INSTRUCTION: Starting at the first item and ending at the line that contains "list-icon: [31, 26, 49, 42]", revise the items by changing "hint" to "tip" and keeping everything else the same.

== RECORDS FOR THE EXERCISE ==

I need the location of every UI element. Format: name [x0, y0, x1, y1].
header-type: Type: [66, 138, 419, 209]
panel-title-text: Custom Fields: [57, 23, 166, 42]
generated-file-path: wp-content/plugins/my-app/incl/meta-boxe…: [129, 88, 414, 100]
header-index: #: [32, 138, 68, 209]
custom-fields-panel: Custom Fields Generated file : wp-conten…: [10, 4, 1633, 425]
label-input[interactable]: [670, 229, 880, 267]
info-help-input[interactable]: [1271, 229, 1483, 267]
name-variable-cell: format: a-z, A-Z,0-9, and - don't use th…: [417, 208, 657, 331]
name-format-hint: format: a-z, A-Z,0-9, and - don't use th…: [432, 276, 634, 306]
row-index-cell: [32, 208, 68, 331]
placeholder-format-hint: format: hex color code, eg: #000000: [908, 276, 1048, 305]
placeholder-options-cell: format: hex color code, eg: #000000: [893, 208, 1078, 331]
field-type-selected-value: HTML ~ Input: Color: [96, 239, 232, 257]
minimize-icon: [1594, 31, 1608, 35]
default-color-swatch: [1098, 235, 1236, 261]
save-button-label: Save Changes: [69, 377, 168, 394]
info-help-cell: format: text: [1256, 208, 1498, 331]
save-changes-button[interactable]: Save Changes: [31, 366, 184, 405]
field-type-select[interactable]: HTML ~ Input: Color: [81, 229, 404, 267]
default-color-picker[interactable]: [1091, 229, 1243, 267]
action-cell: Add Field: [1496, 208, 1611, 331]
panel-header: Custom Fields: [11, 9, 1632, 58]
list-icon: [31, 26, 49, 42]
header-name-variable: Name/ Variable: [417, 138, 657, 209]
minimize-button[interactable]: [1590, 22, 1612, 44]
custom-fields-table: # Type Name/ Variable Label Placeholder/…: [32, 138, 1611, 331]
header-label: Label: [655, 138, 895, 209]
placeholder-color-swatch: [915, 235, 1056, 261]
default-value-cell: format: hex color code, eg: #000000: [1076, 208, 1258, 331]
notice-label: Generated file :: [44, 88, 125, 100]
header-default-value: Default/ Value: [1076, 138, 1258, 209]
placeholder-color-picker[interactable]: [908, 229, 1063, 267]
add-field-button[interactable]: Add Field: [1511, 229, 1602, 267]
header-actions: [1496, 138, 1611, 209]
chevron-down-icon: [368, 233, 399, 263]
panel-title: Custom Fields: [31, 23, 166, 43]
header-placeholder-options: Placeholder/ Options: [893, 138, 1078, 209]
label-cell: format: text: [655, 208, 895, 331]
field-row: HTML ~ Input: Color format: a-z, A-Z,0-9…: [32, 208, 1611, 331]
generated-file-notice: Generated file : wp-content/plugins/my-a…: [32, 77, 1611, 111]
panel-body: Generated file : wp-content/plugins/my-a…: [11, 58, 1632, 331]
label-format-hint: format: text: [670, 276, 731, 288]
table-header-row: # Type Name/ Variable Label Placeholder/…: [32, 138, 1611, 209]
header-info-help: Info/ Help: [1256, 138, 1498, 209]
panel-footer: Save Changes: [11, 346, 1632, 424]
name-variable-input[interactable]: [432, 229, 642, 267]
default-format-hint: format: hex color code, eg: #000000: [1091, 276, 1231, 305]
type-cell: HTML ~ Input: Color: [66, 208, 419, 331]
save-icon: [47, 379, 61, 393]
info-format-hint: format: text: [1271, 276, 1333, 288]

===

RESPONSE:
I need the location of every UI element. Format: name [x0, y0, x1, y1].
header-type: Type: [66, 138, 419, 209]
panel-title-text: Custom Fields: [57, 23, 166, 42]
generated-file-path: wp-content/plugins/my-app/incl/meta-boxe…: [129, 88, 414, 100]
header-index: #: [32, 138, 68, 209]
custom-fields-panel: Custom Fields Generated file : wp-conten…: [10, 4, 1633, 425]
label-input[interactable]: [670, 229, 880, 267]
info-help-input[interactable]: [1271, 229, 1483, 267]
name-variable-cell: format: a-z, A-Z,0-9, and - don't use th…: [417, 208, 657, 331]
name-format-tip: format: a-z, A-Z,0-9, and - don't use th…: [432, 276, 634, 306]
row-index-cell: [32, 208, 68, 331]
placeholder-format-tip: format: hex color code, eg: #000000: [908, 276, 1048, 305]
placeholder-options-cell: format: hex color code, eg: #000000: [893, 208, 1078, 331]
field-type-selected-value: HTML ~ Input: Color: [96, 239, 232, 257]
minimize-icon: [1594, 31, 1608, 35]
default-color-swatch: [1098, 235, 1236, 261]
save-button-label: Save Changes: [69, 377, 168, 394]
info-help-cell: format: text: [1256, 208, 1498, 331]
save-changes-button[interactable]: Save Changes: [31, 366, 184, 405]
field-type-select[interactable]: HTML ~ Input: Color: [81, 229, 404, 267]
default-color-picker[interactable]: [1091, 229, 1243, 267]
action-cell: Add Field: [1496, 208, 1611, 331]
panel-header: Custom Fields: [11, 9, 1632, 58]
list-icon: [31, 26, 49, 42]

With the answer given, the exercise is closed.